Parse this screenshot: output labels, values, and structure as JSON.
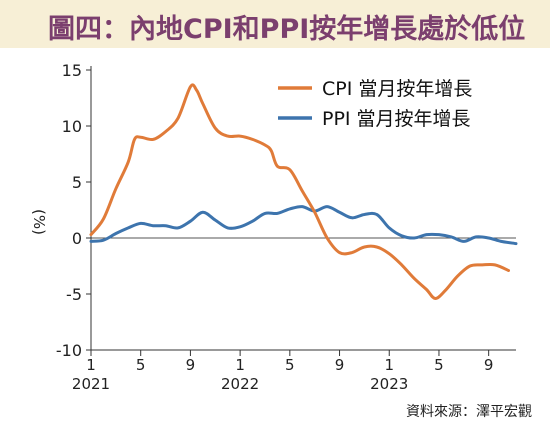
{
  "title": "圖四：內地CPI和PPI按年增長處於低位",
  "source": "資料來源：澤平宏觀",
  "chart_data": {
    "type": "line",
    "ylabel": "(%)",
    "ylim": [
      -10,
      15
    ],
    "yticks": [
      15,
      10,
      5,
      0,
      -5,
      -10
    ],
    "xticks": [
      {
        "label": "1",
        "year": "2021",
        "t": 0
      },
      {
        "label": "5",
        "year": "",
        "t": 4
      },
      {
        "label": "9",
        "year": "",
        "t": 8
      },
      {
        "label": "1",
        "year": "2022",
        "t": 12
      },
      {
        "label": "5",
        "year": "",
        "t": 16
      },
      {
        "label": "9",
        "year": "",
        "t": 20
      },
      {
        "label": "1",
        "year": "2023",
        "t": 24
      },
      {
        "label": "5",
        "year": "",
        "t": 28
      },
      {
        "label": "9",
        "year": "",
        "t": 32
      }
    ],
    "xlim": [
      0,
      34.2
    ],
    "legend_position": "top-right",
    "series": [
      {
        "name": "CPI 當月按年增長",
        "color": "#e07b39",
        "points": [
          [
            0,
            0.3
          ],
          [
            1,
            1.7
          ],
          [
            2,
            4.4
          ],
          [
            3,
            6.8
          ],
          [
            3.5,
            8.8
          ],
          [
            4,
            9.0
          ],
          [
            5,
            8.8
          ],
          [
            6,
            9.5
          ],
          [
            7,
            10.7
          ],
          [
            8,
            13.5
          ],
          [
            8.5,
            13.2
          ],
          [
            9,
            12.0
          ],
          [
            10,
            9.8
          ],
          [
            11,
            9.1
          ],
          [
            12,
            9.1
          ],
          [
            13,
            8.8
          ],
          [
            14,
            8.3
          ],
          [
            14.5,
            7.8
          ],
          [
            15,
            6.4
          ],
          [
            16,
            6.1
          ],
          [
            17,
            4.2
          ],
          [
            18,
            2.3
          ],
          [
            19,
            0.0
          ],
          [
            20,
            -1.3
          ],
          [
            21,
            -1.3
          ],
          [
            22,
            -0.8
          ],
          [
            23,
            -0.8
          ],
          [
            24,
            -1.4
          ],
          [
            25,
            -2.4
          ],
          [
            26,
            -3.6
          ],
          [
            27,
            -4.6
          ],
          [
            27.7,
            -5.4
          ],
          [
            28.5,
            -4.7
          ],
          [
            29.5,
            -3.4
          ],
          [
            30.5,
            -2.5
          ],
          [
            31.5,
            -2.4
          ],
          [
            32.5,
            -2.4
          ],
          [
            33.6,
            -2.9
          ]
        ]
      },
      {
        "name": "PPI 當月按年增長",
        "color": "#3d74ad",
        "points": [
          [
            0,
            -0.3
          ],
          [
            1,
            -0.2
          ],
          [
            2,
            0.4
          ],
          [
            3,
            0.9
          ],
          [
            4,
            1.3
          ],
          [
            5,
            1.1
          ],
          [
            6,
            1.1
          ],
          [
            7,
            0.9
          ],
          [
            8,
            1.5
          ],
          [
            9,
            2.3
          ],
          [
            10,
            1.6
          ],
          [
            11,
            0.9
          ],
          [
            12,
            1.0
          ],
          [
            13,
            1.5
          ],
          [
            14,
            2.2
          ],
          [
            15,
            2.2
          ],
          [
            16,
            2.6
          ],
          [
            17,
            2.8
          ],
          [
            18,
            2.4
          ],
          [
            19,
            2.8
          ],
          [
            20,
            2.3
          ],
          [
            21,
            1.8
          ],
          [
            22,
            2.1
          ],
          [
            23,
            2.1
          ],
          [
            24,
            0.9
          ],
          [
            25,
            0.2
          ],
          [
            26,
            0.0
          ],
          [
            27,
            0.3
          ],
          [
            28,
            0.3
          ],
          [
            29,
            0.1
          ],
          [
            30,
            -0.3
          ],
          [
            31,
            0.1
          ],
          [
            32,
            0.0
          ],
          [
            33,
            -0.3
          ],
          [
            34.2,
            -0.5
          ]
        ]
      }
    ]
  }
}
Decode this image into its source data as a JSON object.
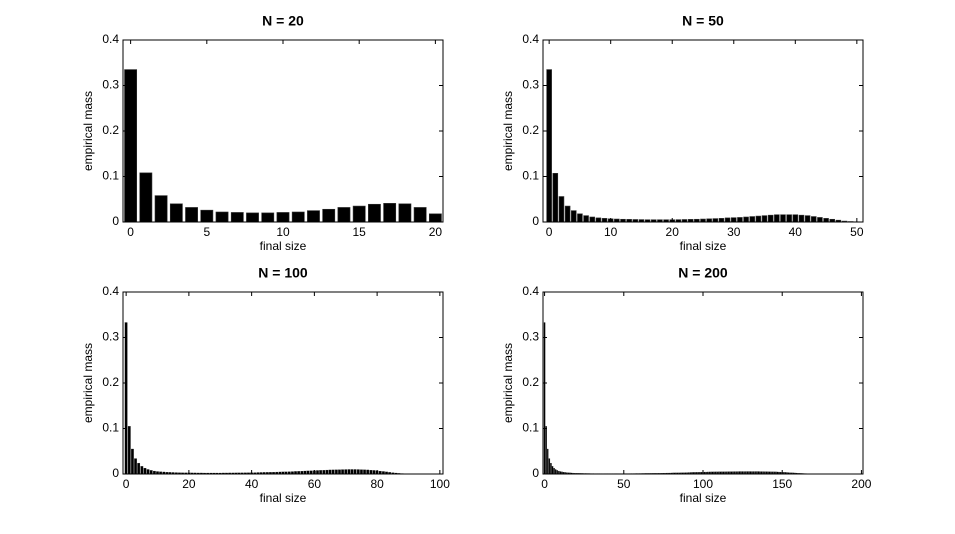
{
  "chart_data": [
    {
      "type": "bar",
      "title": "N = 20",
      "x_label": "final size",
      "y_label": "empirical mass",
      "color": "#000000",
      "categories": [
        0,
        1,
        2,
        3,
        4,
        5,
        6,
        7,
        8,
        9,
        10,
        11,
        12,
        13,
        14,
        15,
        16,
        17,
        18,
        19,
        20
      ],
      "values": [
        0.335,
        0.108,
        0.058,
        0.04,
        0.032,
        0.026,
        0.022,
        0.021,
        0.02,
        0.02,
        0.021,
        0.022,
        0.025,
        0.028,
        0.032,
        0.035,
        0.039,
        0.041,
        0.04,
        0.032,
        0.018
      ],
      "xlim": [
        -0.5,
        20.5
      ],
      "xticks": [
        0,
        5,
        10,
        15,
        20
      ],
      "ylim": [
        0,
        0.4
      ],
      "yticks": [
        0,
        0.1,
        0.2,
        0.3,
        0.4
      ]
    },
    {
      "type": "bar",
      "title": "N = 50",
      "x_label": "final size",
      "y_label": "empirical mass",
      "color": "#000000",
      "categories": [
        0,
        1,
        2,
        3,
        4,
        5,
        6,
        7,
        8,
        9,
        10,
        11,
        12,
        13,
        14,
        15,
        16,
        17,
        18,
        19,
        20,
        21,
        22,
        23,
        24,
        25,
        26,
        27,
        28,
        29,
        30,
        31,
        32,
        33,
        34,
        35,
        36,
        37,
        38,
        39,
        40,
        41,
        42,
        43,
        44,
        45,
        46,
        47,
        48,
        49,
        50
      ],
      "values": [
        0.335,
        0.107,
        0.056,
        0.035,
        0.025,
        0.018,
        0.014,
        0.011,
        0.009,
        0.008,
        0.007,
        0.0065,
        0.006,
        0.0058,
        0.0055,
        0.0053,
        0.005,
        0.005,
        0.005,
        0.005,
        0.005,
        0.0052,
        0.0055,
        0.0058,
        0.006,
        0.0065,
        0.007,
        0.0075,
        0.008,
        0.009,
        0.0095,
        0.01,
        0.011,
        0.012,
        0.013,
        0.014,
        0.015,
        0.016,
        0.016,
        0.016,
        0.016,
        0.015,
        0.014,
        0.012,
        0.01,
        0.008,
        0.006,
        0.004,
        0.002,
        0.001,
        0.0005
      ],
      "xlim": [
        -1,
        51
      ],
      "xticks": [
        0,
        10,
        20,
        30,
        40,
        50
      ],
      "ylim": [
        0,
        0.4
      ],
      "yticks": [
        0,
        0.1,
        0.2,
        0.3,
        0.4
      ]
    },
    {
      "type": "bar",
      "title": "N = 100",
      "x_label": "final size",
      "y_label": "empirical mass",
      "color": "#000000",
      "categories": [
        0,
        1,
        2,
        3,
        4,
        5,
        6,
        7,
        8,
        9,
        10,
        11,
        12,
        13,
        14,
        15,
        16,
        17,
        18,
        19,
        20,
        21,
        22,
        23,
        24,
        25,
        26,
        27,
        28,
        29,
        30,
        31,
        32,
        33,
        34,
        35,
        36,
        37,
        38,
        39,
        40,
        41,
        42,
        43,
        44,
        45,
        46,
        47,
        48,
        49,
        50,
        51,
        52,
        53,
        54,
        55,
        56,
        57,
        58,
        59,
        60,
        61,
        62,
        63,
        64,
        65,
        66,
        67,
        68,
        69,
        70,
        71,
        72,
        73,
        74,
        75,
        76,
        77,
        78,
        79,
        80,
        81,
        82,
        83,
        84,
        85,
        86,
        87,
        88,
        89,
        90,
        91,
        92,
        93,
        94,
        95,
        96,
        97,
        98,
        99,
        100
      ],
      "values": [
        0.333,
        0.105,
        0.055,
        0.034,
        0.024,
        0.017,
        0.013,
        0.01,
        0.008,
        0.0065,
        0.0055,
        0.005,
        0.0045,
        0.004,
        0.0037,
        0.0034,
        0.0032,
        0.003,
        0.0028,
        0.0027,
        0.0026,
        0.0025,
        0.0024,
        0.0023,
        0.0023,
        0.0022,
        0.0022,
        0.0022,
        0.0022,
        0.0022,
        0.0022,
        0.0023,
        0.0023,
        0.0024,
        0.0024,
        0.0025,
        0.0026,
        0.0027,
        0.0028,
        0.0029,
        0.003,
        0.0031,
        0.0033,
        0.0034,
        0.0036,
        0.0037,
        0.0039,
        0.0041,
        0.0043,
        0.0045,
        0.0047,
        0.0049,
        0.0052,
        0.0054,
        0.0057,
        0.006,
        0.0063,
        0.0066,
        0.0069,
        0.0072,
        0.0075,
        0.0078,
        0.0081,
        0.0084,
        0.0087,
        0.009,
        0.0092,
        0.0094,
        0.0096,
        0.0098,
        0.0099,
        0.01,
        0.01,
        0.01,
        0.0099,
        0.0097,
        0.0094,
        0.009,
        0.0085,
        0.0079,
        0.0072,
        0.0064,
        0.0056,
        0.0047,
        0.0038,
        0.003,
        0.0022,
        0.0016,
        0.0011,
        0.0007,
        0.0004,
        0.0002,
        0.0001,
        0.0001,
        0,
        0,
        0,
        0,
        0,
        0,
        0
      ],
      "xlim": [
        -1,
        101
      ],
      "xticks": [
        0,
        20,
        40,
        60,
        80,
        100
      ],
      "ylim": [
        0,
        0.4
      ],
      "yticks": [
        0,
        0.1,
        0.2,
        0.3,
        0.4
      ]
    },
    {
      "type": "bar",
      "title": "N = 200",
      "x_label": "final size",
      "y_label": "empirical mass",
      "color": "#000000",
      "categories": [
        0,
        1,
        2,
        3,
        4,
        5,
        6,
        7,
        8,
        9,
        10,
        11,
        12,
        13,
        14,
        15,
        16,
        17,
        18,
        19,
        20,
        21,
        22,
        23,
        24,
        25,
        26,
        27,
        28,
        29,
        30,
        31,
        32,
        33,
        34,
        35,
        36,
        37,
        38,
        39,
        40,
        41,
        42,
        43,
        44,
        45,
        46,
        47,
        48,
        49,
        50,
        51,
        52,
        53,
        54,
        55,
        56,
        57,
        58,
        59,
        60,
        61,
        62,
        63,
        64,
        65,
        66,
        67,
        68,
        69,
        70,
        71,
        72,
        73,
        74,
        75,
        76,
        77,
        78,
        79,
        80,
        81,
        82,
        83,
        84,
        85,
        86,
        87,
        88,
        89,
        90,
        91,
        92,
        93,
        94,
        95,
        96,
        97,
        98,
        99,
        100,
        101,
        102,
        103,
        104,
        105,
        106,
        107,
        108,
        109,
        110,
        111,
        112,
        113,
        114,
        115,
        116,
        117,
        118,
        119,
        120,
        121,
        122,
        123,
        124,
        125,
        126,
        127,
        128,
        129,
        130,
        131,
        132,
        133,
        134,
        135,
        136,
        137,
        138,
        139,
        140,
        141,
        142,
        143,
        144,
        145,
        146,
        147,
        148,
        149,
        150,
        151,
        152,
        153,
        154,
        155,
        156,
        157,
        158,
        159,
        160,
        161,
        162,
        163,
        164,
        165,
        166,
        167,
        168,
        169,
        170,
        171,
        172,
        173,
        174,
        175,
        176,
        177,
        178,
        179,
        180,
        181,
        182,
        183,
        184,
        185,
        186,
        187,
        188,
        189,
        190,
        191,
        192,
        193,
        194,
        195,
        196,
        197,
        198,
        199,
        200
      ],
      "values": [
        0.333,
        0.105,
        0.055,
        0.034,
        0.024,
        0.017,
        0.013,
        0.01,
        0.008,
        0.0065,
        0.0055,
        0.0047,
        0.0041,
        0.0036,
        0.0032,
        0.0029,
        0.0026,
        0.0023,
        0.0021,
        0.0019,
        0.0018,
        0.0017,
        0.0016,
        0.0015,
        0.0014,
        0.0013,
        0.0013,
        0.0012,
        0.0012,
        0.0011,
        0.0011,
        0.0011,
        0.001,
        0.001,
        0.001,
        0.001,
        0.001,
        0.001,
        0.001,
        0.001,
        0.001,
        0.001,
        0.001,
        0.001,
        0.001,
        0.001,
        0.001,
        0.001,
        0.001,
        0.001,
        0.001,
        0.001,
        0.001,
        0.001,
        0.0011,
        0.0011,
        0.0011,
        0.0011,
        0.0012,
        0.0012,
        0.0012,
        0.0013,
        0.0013,
        0.0013,
        0.0014,
        0.0014,
        0.0015,
        0.0015,
        0.0016,
        0.0016,
        0.0017,
        0.0017,
        0.0018,
        0.0018,
        0.0019,
        0.002,
        0.002,
        0.0021,
        0.0022,
        0.0022,
        0.0023,
        0.0024,
        0.0025,
        0.0026,
        0.0026,
        0.0027,
        0.0028,
        0.0029,
        0.003,
        0.0031,
        0.0032,
        0.0033,
        0.0034,
        0.0035,
        0.0036,
        0.0037,
        0.0038,
        0.0039,
        0.004,
        0.0041,
        0.0042,
        0.0043,
        0.0044,
        0.0045,
        0.0046,
        0.0046,
        0.0047,
        0.0048,
        0.0049,
        0.0049,
        0.005,
        0.005,
        0.0051,
        0.0051,
        0.0052,
        0.0052,
        0.0053,
        0.0053,
        0.0053,
        0.0054,
        0.0054,
        0.0054,
        0.0054,
        0.0055,
        0.0055,
        0.0055,
        0.0055,
        0.0055,
        0.0055,
        0.0055,
        0.0055,
        0.0055,
        0.0055,
        0.0055,
        0.0055,
        0.0055,
        0.0054,
        0.0054,
        0.0054,
        0.0053,
        0.0053,
        0.0052,
        0.0051,
        0.005,
        0.0049,
        0.0048,
        0.0047,
        0.0045,
        0.0044,
        0.0042,
        0.004,
        0.0038,
        0.0036,
        0.0034,
        0.0032,
        0.003,
        0.0028,
        0.0025,
        0.0023,
        0.0021,
        0.0019,
        0.0017,
        0.0015,
        0.0013,
        0.0011,
        0.001,
        0.0008,
        0.0007,
        0.0006,
        0.0005,
        0.0004,
        0.0003,
        0.0002,
        0.0002,
        0.0001,
        0.0001,
        0.0001,
        0,
        0,
        0,
        0,
        0,
        0,
        0,
        0,
        0,
        0,
        0,
        0,
        0,
        0,
        0,
        0,
        0,
        0,
        0,
        0,
        0,
        0,
        0,
        0
      ],
      "xlim": [
        -1,
        201
      ],
      "xticks": [
        0,
        50,
        100,
        150,
        200
      ],
      "ylim": [
        0,
        0.4
      ],
      "yticks": [
        0,
        0.1,
        0.2,
        0.3,
        0.4
      ]
    }
  ]
}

========

Given exercise
Copy out every line in the listing where the word "source" appears.

The answer
  "source": "資料來源：澤平宏觀",
Decode this image into its source data as a JSON object.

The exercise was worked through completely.